◆ Provided data
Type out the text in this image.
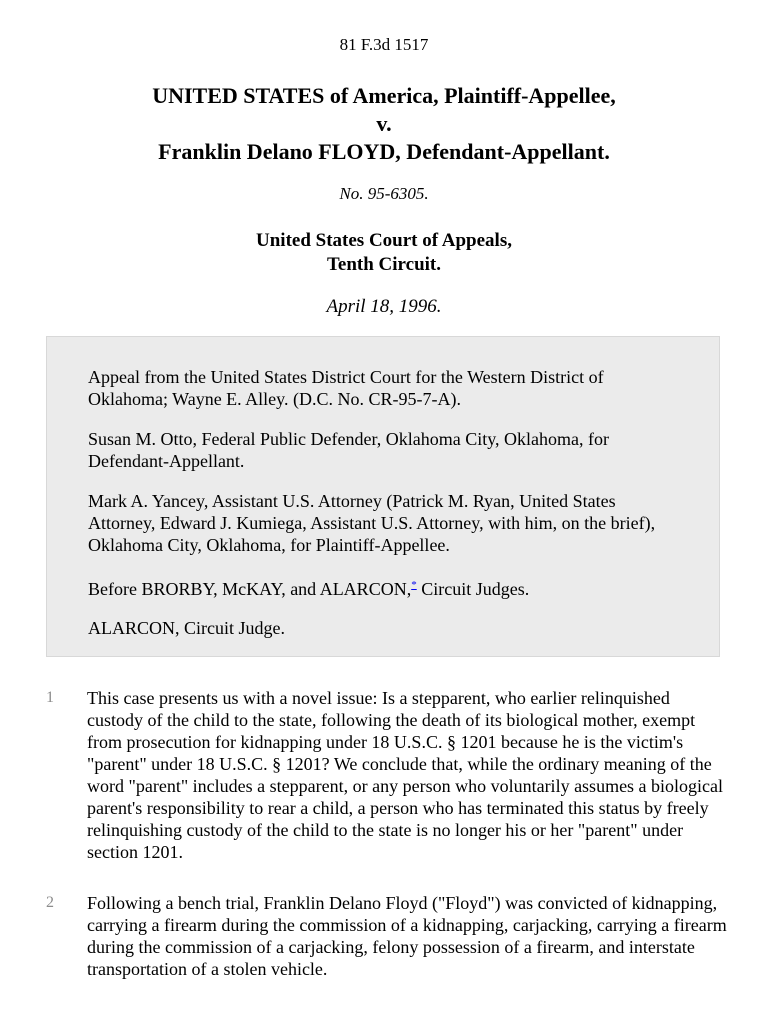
81 F.3d 1517
UNITED STATES of America, Plaintiff-Appellee,
v.
Franklin Delano FLOYD, Defendant-Appellant.
No. 95-6305.
United States Court of Appeals,
Tenth Circuit.
April 18, 1996.

Appeal from the United States District Court for the Western District of Oklahoma; Wayne E. Alley. (D.C. No. CR-95-7-A).

Susan M. Otto, Federal Public Defender, Oklahoma City, Oklahoma, for Defendant-Appellant.

Mark A. Yancey, Assistant U.S. Attorney (Patrick M. Ryan, United States Attorney, Edward J. Kumiega, Assistant U.S. Attorney, with him, on the brief), Oklahoma City, Oklahoma, for Plaintiff-Appellee.

Before BRORBY, McKAY, and ALARCON,* Circuit Judges.

ALARCON, Circuit Judge.

1	This case presents us with a novel issue: Is a stepparent, who earlier relinquished custody of the child to the state, following the death of its biological mother, exempt from prosecution for kidnapping under 18 U.S.C. § 1201 because he is the victim's "parent" under 18 U.S.C. § 1201? We conclude that, while the ordinary meaning of the word "parent" includes a stepparent, or any person who voluntarily assumes a biological parent's responsibility to rear a child, a person who has terminated this status by freely relinquishing custody of the child to the state is no longer his or her "parent" under section 1201.
2	Following a bench trial, Franklin Delano Floyd ("Floyd") was convicted of kidnapping, carrying a firearm during the commission of a kidnapping, carjacking, carrying a firearm during the commission of a carjacking, felony possession of a firearm, and interstate transportation of a stolen vehicle.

◆ Set problem
Look through the entries above for the word "ALARCON". Copy every line where it shows up.

◆ Output
Before BRORBY, McKAY, and ALARCON,* Circuit Judges.
ALARCON, Circuit Judge.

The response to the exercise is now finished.